# Sizing Ceiling Joists for Attics



## jar546 (Jul 9, 2013)

Educational:

A builder submits plans for a new home.  It is a small ranch 24' wide by 60' long with a simple gable roof that has a 6/12 pitch.  All of the ceilings will be flat, nothing fancy, no pan/tray, vaulted, etc.

In order to save money for the homeowner, the builder has opted to declare the attic non-storage space on the submitted documents and utilize Table 802.4(1)  The 2009 IRC applies for this house.

The longest span for ceiling joists in the entire house is the master bedroom with a span of 16'8".  The builder has specified 2x6 SPF 16" o.c.

Can this be done prescriptively per the 2009 IRC?


----------



## Jobsaver (Jul 9, 2013)

I'll bite, and suffer the usual sting of humiliation after I am once again corrected. I operate under the teaching that the correct chart to use for the subject home, _for an occupied space_, would be 802.4(2) having a dead load of 10 psf for lumber, drywall, and insulation.


----------



## jar546 (Jul 9, 2013)

[Document understanding data]
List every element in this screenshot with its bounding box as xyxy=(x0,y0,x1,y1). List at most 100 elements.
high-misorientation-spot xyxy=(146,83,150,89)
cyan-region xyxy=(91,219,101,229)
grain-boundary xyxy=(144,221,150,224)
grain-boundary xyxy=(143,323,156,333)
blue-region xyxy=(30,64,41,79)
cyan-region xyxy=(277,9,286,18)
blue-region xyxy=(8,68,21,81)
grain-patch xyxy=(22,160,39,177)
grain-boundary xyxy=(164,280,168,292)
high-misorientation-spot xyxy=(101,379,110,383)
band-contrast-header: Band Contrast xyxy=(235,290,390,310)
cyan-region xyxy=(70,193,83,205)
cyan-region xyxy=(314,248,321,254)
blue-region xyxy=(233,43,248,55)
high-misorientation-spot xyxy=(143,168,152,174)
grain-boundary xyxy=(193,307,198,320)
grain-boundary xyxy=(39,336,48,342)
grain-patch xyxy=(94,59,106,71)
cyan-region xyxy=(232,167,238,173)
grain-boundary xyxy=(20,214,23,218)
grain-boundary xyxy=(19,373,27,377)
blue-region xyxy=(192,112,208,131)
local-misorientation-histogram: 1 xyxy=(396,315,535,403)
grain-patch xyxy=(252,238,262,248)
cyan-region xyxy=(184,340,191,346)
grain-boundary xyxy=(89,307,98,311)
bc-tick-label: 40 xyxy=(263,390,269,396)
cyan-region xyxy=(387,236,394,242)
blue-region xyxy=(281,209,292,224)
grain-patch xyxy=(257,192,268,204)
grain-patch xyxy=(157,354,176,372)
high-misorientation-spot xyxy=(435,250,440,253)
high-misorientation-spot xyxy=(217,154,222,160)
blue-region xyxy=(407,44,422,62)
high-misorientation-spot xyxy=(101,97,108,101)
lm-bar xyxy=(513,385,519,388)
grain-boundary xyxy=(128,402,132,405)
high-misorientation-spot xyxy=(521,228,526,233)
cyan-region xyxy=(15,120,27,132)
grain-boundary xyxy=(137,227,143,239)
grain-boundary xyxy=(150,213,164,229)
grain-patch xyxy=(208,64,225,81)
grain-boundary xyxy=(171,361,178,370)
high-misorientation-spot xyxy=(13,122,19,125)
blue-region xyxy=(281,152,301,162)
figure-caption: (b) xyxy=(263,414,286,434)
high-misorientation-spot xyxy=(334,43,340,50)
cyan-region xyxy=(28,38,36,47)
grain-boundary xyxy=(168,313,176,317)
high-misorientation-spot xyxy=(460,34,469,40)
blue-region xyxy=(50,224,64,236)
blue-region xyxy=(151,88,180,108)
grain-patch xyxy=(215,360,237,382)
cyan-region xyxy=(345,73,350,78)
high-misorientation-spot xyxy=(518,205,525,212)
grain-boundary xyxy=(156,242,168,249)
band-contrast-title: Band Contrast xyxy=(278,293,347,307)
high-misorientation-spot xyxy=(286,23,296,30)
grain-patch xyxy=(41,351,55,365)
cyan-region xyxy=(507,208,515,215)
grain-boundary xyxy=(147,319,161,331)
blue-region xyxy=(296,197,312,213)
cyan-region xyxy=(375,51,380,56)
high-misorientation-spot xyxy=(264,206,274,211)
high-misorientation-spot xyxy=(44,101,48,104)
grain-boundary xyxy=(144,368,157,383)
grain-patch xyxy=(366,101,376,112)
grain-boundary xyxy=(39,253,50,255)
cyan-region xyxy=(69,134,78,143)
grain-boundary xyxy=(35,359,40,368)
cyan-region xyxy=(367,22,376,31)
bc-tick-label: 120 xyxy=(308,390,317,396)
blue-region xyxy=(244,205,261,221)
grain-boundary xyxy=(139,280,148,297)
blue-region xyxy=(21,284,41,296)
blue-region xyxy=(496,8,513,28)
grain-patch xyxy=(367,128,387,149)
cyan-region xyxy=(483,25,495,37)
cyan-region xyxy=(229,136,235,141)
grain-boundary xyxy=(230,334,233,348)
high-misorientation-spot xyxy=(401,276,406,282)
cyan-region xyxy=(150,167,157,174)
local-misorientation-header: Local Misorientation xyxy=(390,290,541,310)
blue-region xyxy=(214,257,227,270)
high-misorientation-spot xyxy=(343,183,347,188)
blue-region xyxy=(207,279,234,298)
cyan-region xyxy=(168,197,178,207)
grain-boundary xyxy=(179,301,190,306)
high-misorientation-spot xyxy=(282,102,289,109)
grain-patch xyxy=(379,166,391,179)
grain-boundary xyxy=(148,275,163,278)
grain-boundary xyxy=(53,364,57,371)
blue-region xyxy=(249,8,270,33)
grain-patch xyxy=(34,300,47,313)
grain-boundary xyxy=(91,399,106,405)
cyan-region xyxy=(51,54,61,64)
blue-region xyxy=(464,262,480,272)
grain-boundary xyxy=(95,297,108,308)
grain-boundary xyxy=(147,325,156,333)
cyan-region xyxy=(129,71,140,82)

WHAT THIS TASK INVOLVES: In the ceiling joist thread, which materials does Jobsaver say the 10 psf dead load of chart 802.4(2) covers? The rows come from a separate source, not from the ceiling joist thread.

OUTPUT:
- lumber
- drywall
- insulation